Prompt =>
The result should be every line that contains the word "total", taken from the material.

[Start of Attachment]

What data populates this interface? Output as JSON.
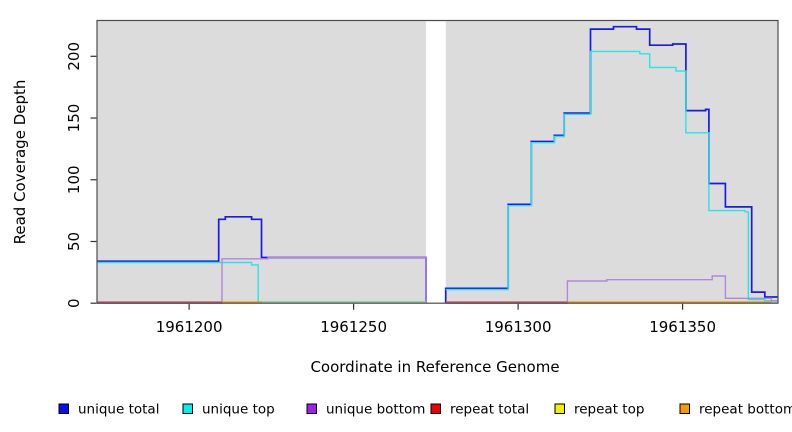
{
  "chart_data": {
    "type": "line",
    "title": "",
    "xlabel": "Coordinate in Reference Genome",
    "ylabel": "Read Coverage Depth",
    "xlim": [
      1961172,
      1961379
    ],
    "ylim": [
      0,
      229
    ],
    "x_ticks": [
      1961200,
      1961250,
      1961300,
      1961350
    ],
    "y_ticks": [
      0,
      50,
      100,
      150,
      200
    ],
    "gap_x": [
      1961272,
      1961278
    ],
    "plot_bg": "#dcdcdc",
    "frame_color": "#4d4d4d",
    "legend_position": "bottom",
    "series": [
      {
        "name": "unique total",
        "color": "#1a1ae8",
        "width": 1.7,
        "segments": [
          [
            [
              1961172,
              34
            ],
            [
              1961209,
              68
            ],
            [
              1961211,
              70
            ],
            [
              1961219,
              68
            ],
            [
              1961222,
              37
            ],
            [
              1961272,
              0
            ]
          ],
          [
            [
              1961278,
              0
            ],
            [
              1961278,
              12
            ],
            [
              1961297,
              80
            ],
            [
              1961304,
              131
            ],
            [
              1961311,
              136
            ],
            [
              1961314,
              154
            ],
            [
              1961322,
              222
            ],
            [
              1961329,
              224
            ],
            [
              1961336,
              222
            ],
            [
              1961340,
              209
            ],
            [
              1961347,
              210
            ],
            [
              1961351,
              156
            ],
            [
              1961357,
              157
            ],
            [
              1961358,
              97
            ],
            [
              1961363,
              78
            ],
            [
              1961371,
              9
            ],
            [
              1961375,
              5
            ],
            [
              1961379,
              5
            ]
          ]
        ]
      },
      {
        "name": "unique top",
        "color": "#2ae4e4",
        "width": 1.4,
        "segments": [
          [
            [
              1961172,
              33
            ],
            [
              1961219,
              31
            ],
            [
              1961221,
              1
            ],
            [
              1961272,
              1
            ]
          ],
          [
            [
              1961278,
              11
            ],
            [
              1961297,
              79
            ],
            [
              1961304,
              130
            ],
            [
              1961311,
              135
            ],
            [
              1961314,
              153
            ],
            [
              1961322,
              204
            ],
            [
              1961337,
              202
            ],
            [
              1961340,
              191
            ],
            [
              1961348,
              188
            ],
            [
              1961351,
              138
            ],
            [
              1961358,
              75
            ],
            [
              1961369,
              74
            ],
            [
              1961370,
              3
            ],
            [
              1961375,
              2
            ],
            [
              1961379,
              2
            ]
          ]
        ]
      },
      {
        "name": "unique bottom",
        "color": "#b285e0",
        "width": 1.4,
        "segments": [
          [
            [
              1961172,
              0
            ],
            [
              1961210,
              36
            ],
            [
              1961224,
              37
            ],
            [
              1961272,
              0
            ]
          ],
          [
            [
              1961278,
              0
            ],
            [
              1961315,
              18
            ],
            [
              1961327,
              19
            ],
            [
              1961359,
              22
            ],
            [
              1961363,
              4
            ],
            [
              1961377,
              2
            ],
            [
              1961379,
              2
            ]
          ]
        ]
      },
      {
        "name": "repeat total",
        "color": "#e60000",
        "width": 1.4,
        "segments": []
      },
      {
        "name": "repeat top",
        "color": "#f2f200",
        "width": 1.4,
        "segments": []
      },
      {
        "name": "repeat bottom",
        "color": "#f59300",
        "width": 1.4,
        "segments": []
      }
    ],
    "legend_swatch_colors": [
      "#0d0df0",
      "#00eeee",
      "#a020f0",
      "#ee0000",
      "#f0f000",
      "#ff9800"
    ],
    "baseline_segments": [
      {
        "x1": 1961172,
        "x2": 1961210,
        "color": "#d64562"
      },
      {
        "x1": 1961210,
        "x2": 1961222,
        "color": "#f59300"
      },
      {
        "x1": 1961222,
        "x2": 1961272,
        "color": "#98c998"
      },
      {
        "x1": 1961278,
        "x2": 1961315,
        "color": "#d64562"
      },
      {
        "x1": 1961315,
        "x2": 1961379,
        "color": "#f59300"
      },
      {
        "x1": 1961377,
        "x2": 1961379,
        "color": "#8fd8b0"
      }
    ]
  }
}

[End of Attachment]

Answer to this problem =>
        "name": "unique total",
        "name": "repeat total",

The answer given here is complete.